- [TASK GOAL]:
The exercise asks for every line of the data to be reproduced exactly.

- [RAW DATA]:
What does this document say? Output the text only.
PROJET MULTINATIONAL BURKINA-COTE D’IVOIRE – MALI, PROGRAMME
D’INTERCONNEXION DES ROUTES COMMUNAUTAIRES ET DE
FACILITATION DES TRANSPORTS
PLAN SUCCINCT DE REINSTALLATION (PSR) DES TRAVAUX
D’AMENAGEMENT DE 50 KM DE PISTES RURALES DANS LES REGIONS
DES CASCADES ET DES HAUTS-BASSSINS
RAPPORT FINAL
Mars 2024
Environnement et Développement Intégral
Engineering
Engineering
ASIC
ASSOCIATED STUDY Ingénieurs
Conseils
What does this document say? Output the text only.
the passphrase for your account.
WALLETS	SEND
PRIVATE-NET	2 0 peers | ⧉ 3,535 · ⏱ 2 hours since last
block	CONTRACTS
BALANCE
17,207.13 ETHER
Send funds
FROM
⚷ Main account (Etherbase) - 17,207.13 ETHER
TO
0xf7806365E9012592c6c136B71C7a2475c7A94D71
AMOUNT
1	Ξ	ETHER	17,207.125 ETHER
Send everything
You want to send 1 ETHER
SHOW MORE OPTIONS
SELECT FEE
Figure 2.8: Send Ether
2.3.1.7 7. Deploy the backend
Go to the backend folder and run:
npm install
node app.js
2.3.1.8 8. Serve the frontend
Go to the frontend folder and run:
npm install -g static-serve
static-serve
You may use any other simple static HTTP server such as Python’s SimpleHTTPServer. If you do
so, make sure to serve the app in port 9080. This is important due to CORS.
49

- [EXPECTED OUTPUT]:
What does this document say? Output the text only.
PROJET MULTINATIONAL BURKINA-COTE D’IVOIRE – MALI, PROGRAMME
D’INTERCONNEXION DES ROUTES COMMUNAUTAIRES ET DE
FACILITATION DES TRANSPORTS
PLAN SUCCINCT DE REINSTALLATION (PSR) DES TRAVAUX
D’AMENAGEMENT DE 50 KM DE PISTES RURALES DANS LES REGIONS
DES CASCADES ET DES HAUTS-BASSSINS
RAPPORT FINAL
Mars 2024
Environnement et Développement Intégral
Engineering
Engineering
ASIC
ASSOCIATED STUDY Ingénieurs
Conseils
What does this document say? Output the text only.
the passphrase for your account.
WALLETS	SEND
PRIVATE-NET	2 0 peers | ⧉ 3,535 · ⏱ 2 hours since last
block	CONTRACTS
BALANCE
17,207.13 ETHER
Send funds
FROM
⚷ Main account (Etherbase) - 17,207.13 ETHER
TO
0xf7806365E9012592c6c136B71C7a2475c7A94D71
AMOUNT
1	Ξ	ETHER	17,207.125 ETHER
Send everything
You want to send 1 ETHER
SHOW MORE OPTIONS
SELECT FEE
Figure 2.8: Send Ether
2.3.1.7 7. Deploy the backend
Go to the backend folder and run:
npm install
node app.js
2.3.1.8 8. Serve the frontend
Go to the frontend folder and run:
npm install -g static-serve
static-serve
You may use any other simple static HTTP server such as Python’s SimpleHTTPServer. If you do
so, make sure to serve the app in port 9080. This is important due to CORS.
49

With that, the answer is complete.